§ **What you will do**
Please print everything in the project listing below from "Context: Optical Character" down to "are a plus." without changing a word.

§ **Quoted text**
Eventually, such work will enable the study of news flows across newspapers, countries, and time.
Requirements: Good knowledge in machine learning, data engineering and data science. Interest in media and history.

Fall 2022
There were a few projects only and we no longer have the capacity to host projects for that period. Check out around December 2022 what will be proposed for Spring 2023!
Spring 2022

Type of project: Semester
Supervisors: Sven Najem-Meyer (DHLAB) Matteo Romanello (UNIL).
Context: Optical Character Recognition aims at transforming images into machine-readable texts. Though neural networks helped to improve performances, historical documents remain extremely challenging. Commentaries to classical Greek literature epitomize this difficulty, as systems must cope with noisy scans, complex layouts and mixed Greek and Latin scripts.
Objective: The objective of the project is to produce a system that can solve the problem of this highly complex data. Depending on your skills and interests, the project can focus on :
- Image pre-processing
- Multitasking : can we improve OCR, by processing task like layout analysis or named-entity recognition in parallel?
- Benchmarking and fine-tuning available frameworks
- Optimizing post-processing with NLP
Prerequisites:
- Good skills in python ; libraries such as OpenCV or PyTorch are a plus.

§ **Information shown**
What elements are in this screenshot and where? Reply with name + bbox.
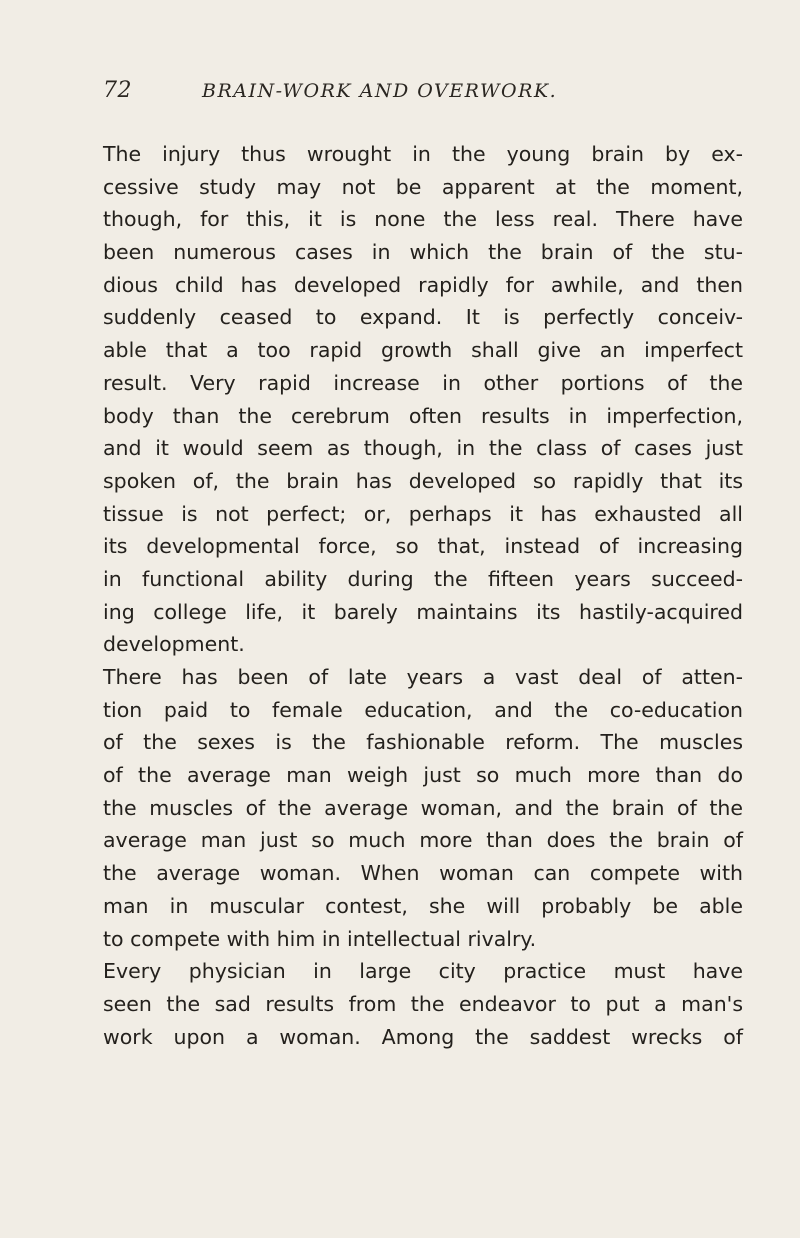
text-line: average man just so much more than does the brain of (103, 828, 743, 853)
text-line: tissue is not perfect; or, perhaps it has exhausted all (103, 501, 743, 526)
text-line: dious child has developed rapidly for awhile, and then (103, 272, 743, 297)
text-line: Every physician in large city practice must have (103, 959, 743, 984)
text-line: cessive study may not be apparent at the moment, (103, 174, 743, 199)
text-line: to compete with him in intellectual rivalry. (103, 926, 537, 951)
text-line: the average woman. When woman can compete with (103, 861, 743, 886)
text-line: result. Very rapid increase in other portions of the (103, 370, 743, 395)
text-line: though, for this, it is none the less real. There have (103, 207, 743, 232)
text-line: body than the cerebrum often results in imperfection, (103, 403, 743, 428)
text-line: spoken of, the brain has developed so rapidly that its (103, 468, 743, 493)
text-line: work upon a woman. Among the saddest wrecks of (103, 1024, 743, 1049)
running-head (103, 78, 663, 108)
text-line: and it would seem as though, in the class of cases just (103, 436, 743, 461)
text-line: of the sexes is the fashionable reform. The muscles (103, 730, 743, 755)
page-number: 72 (103, 78, 132, 103)
text-line: the muscles of the average woman, and the brain of the (103, 795, 743, 820)
running-title: BRAIN-WORK AND OVERWORK. (202, 80, 558, 102)
text-line: its developmental force, so that, instead of increasing (103, 534, 743, 559)
body-text (103, 138, 743, 1053)
text-line: of the average man weigh just so much more than do (103, 763, 743, 788)
text-line: development. (103, 632, 245, 657)
text-line: ing college life, it barely maintains its hastily-acquired (103, 599, 743, 624)
text-line: The injury thus wrought in the young brain by ex- (103, 142, 743, 166)
text-line: man in muscular contest, she will probably be able (103, 893, 743, 918)
text-line: suddenly ceased to expand. It is perfectly conceiv- (103, 305, 743, 330)
text-line: able that a too rapid growth shall give an imperfect (103, 338, 743, 363)
text-line: tion paid to female education, and the co-education (103, 697, 743, 722)
text-line: in functional ability during the fifteen years succeed- (103, 566, 743, 591)
text-line: There has been of late years a vast deal of atten- (103, 665, 743, 689)
text-line: seen the sad results from the endeavor to put a man's (103, 991, 743, 1016)
text-line: been numerous cases in which the brain of the stu- (103, 240, 743, 265)
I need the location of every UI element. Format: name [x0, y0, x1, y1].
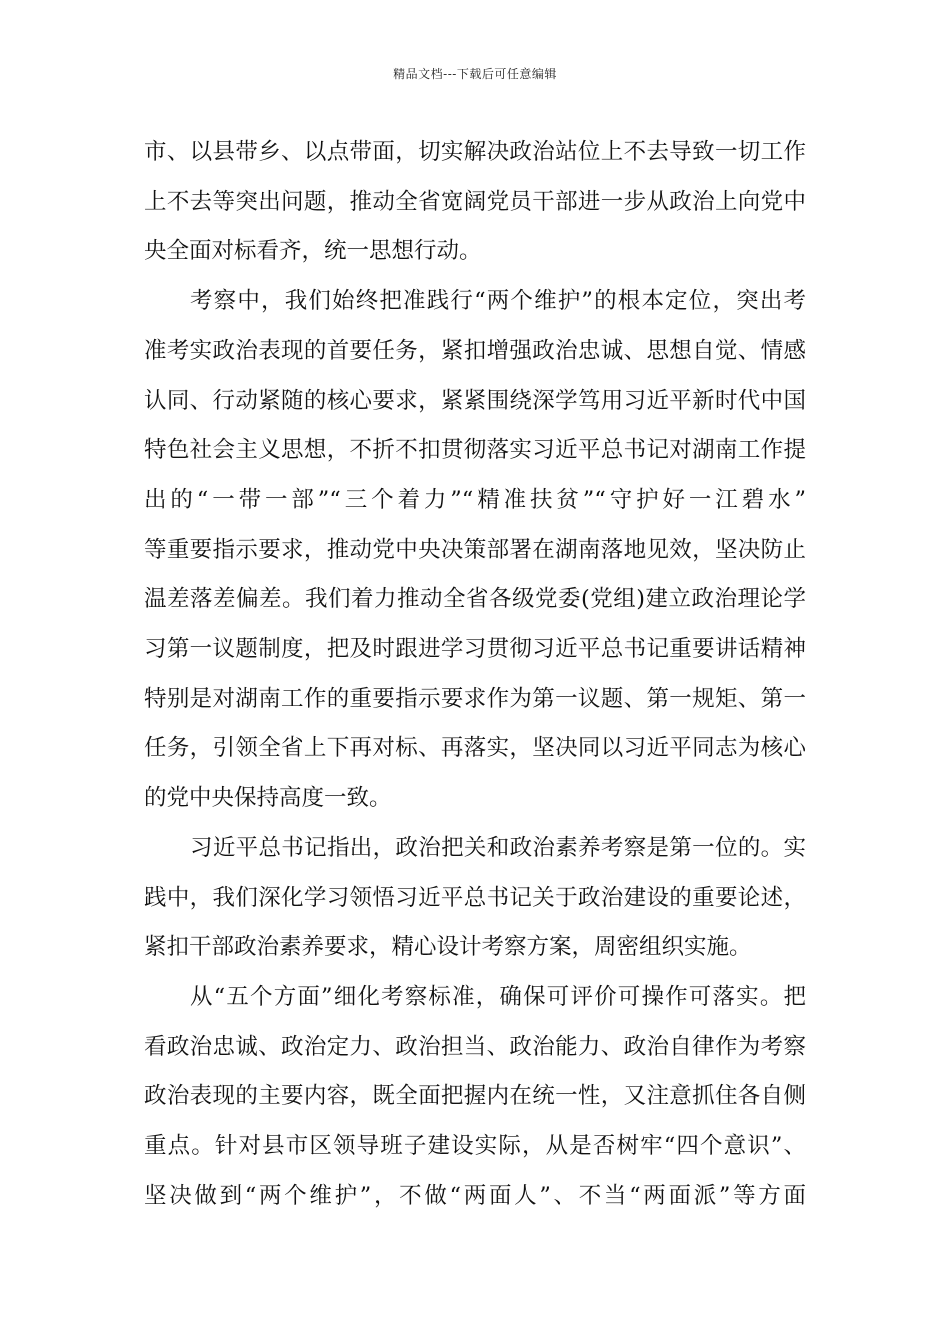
text-line: 认同、行动紧随的核心要求，紧紧围绕深学笃用习近平新时代中国 [144, 388, 806, 414]
text-line: 等重要指示要求，推动党中央决策部署在湖南落地见效，坚决防止 [144, 537, 806, 563]
text-line: 的党中央保持高度一致。 [144, 785, 392, 811]
text-line: 从“五个方面”细化考察标准，确保可评价可操作可落实。把 [190, 984, 806, 1010]
text-line: 习第一议题制度，把及时跟进学习贯彻习近平总书记重要讲话精神 [144, 636, 806, 662]
text-line: 市、以县带乡、以点带面，切实解决政治站位上不去导致一切工作 [144, 139, 806, 165]
text-line: 考察中，我们始终把准践行“两个维护”的根本定位，突出考 [190, 288, 806, 314]
text-line: 温差落差偏差。我们着力推动全省各级党委(党组)建立政治理论学 [144, 586, 806, 612]
text-line: 践中，我们深化学习领悟习近平总书记关于政治建设的重要论述， [144, 885, 806, 911]
text-line: 政治表现的主要内容，既全面把握内在统一性，又注意抓住各自侧 [144, 1083, 806, 1109]
page-header: 精品文档---下载后可任意编辑 [393, 67, 557, 81]
text-line: 上不去等突出问题，推动全省宽阔党员干部进一步从政治上向党中 [144, 189, 806, 215]
text-line: 准考实政治表现的首要任务，紧扣增强政治忠诚、思想自觉、情感 [144, 338, 806, 364]
text-line: 任务，引领全省上下再对标、再落实，坚决同以习近平同志为核心 [144, 735, 806, 761]
text-line: 央全面对标看齐，统一思想行动。 [144, 238, 482, 264]
text-line: 习近平总书记指出，政治把关和政治素养考察是第一位的。实 [190, 835, 806, 861]
text-line: 看政治忠诚、政治定力、政治担当、政治能力、政治自律作为考察 [144, 1034, 806, 1060]
text-line: 出的“一带一部”“三个着力”“精准扶贫”“守护好一江碧水” [144, 487, 806, 513]
text-line: 特色社会主义思想，不折不扣贯彻落实习近平总书记对湖南工作提 [144, 437, 806, 463]
text-line: 特别是对湖南工作的重要指示要求作为第一议题、第一规矩、第一 [144, 686, 806, 712]
text-line: 重点。针对县市区领导班子建设实际，从是否树牢“四个意识”、 [144, 1133, 806, 1159]
text-line: 紧扣干部政治素养要求，精心设计考察方案，周密组织实施。 [144, 934, 752, 960]
text-line: 坚决做到“两个维护”，不做“两面人”、不当“两面派”等方面 [144, 1183, 806, 1209]
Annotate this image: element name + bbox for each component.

§ **Correct response**
Context: Optical Character Recognition aims at transforming images into machine-readable texts. Though neural networks helped to improve performances, historical documents remain extremely challenging. Commentaries to classical Greek literature epitomize this difficulty, as systems must cope with noisy scans, complex layouts and mixed Greek and Latin scripts.
Objective: The objective of the project is to produce a system that can solve the problem of this highly complex data. Depending on your skills and interests, the project can focus on :
- Image pre-processing
- Multitasking : can we improve OCR, by processing task like layout analysis or named-entity recognition in parallel?
- Benchmarking and fine-tuning available frameworks
- Optimizing post-processing with NLP
Prerequisites:
- Good skills in python ; libraries such as OpenCV or PyTorch are a plus.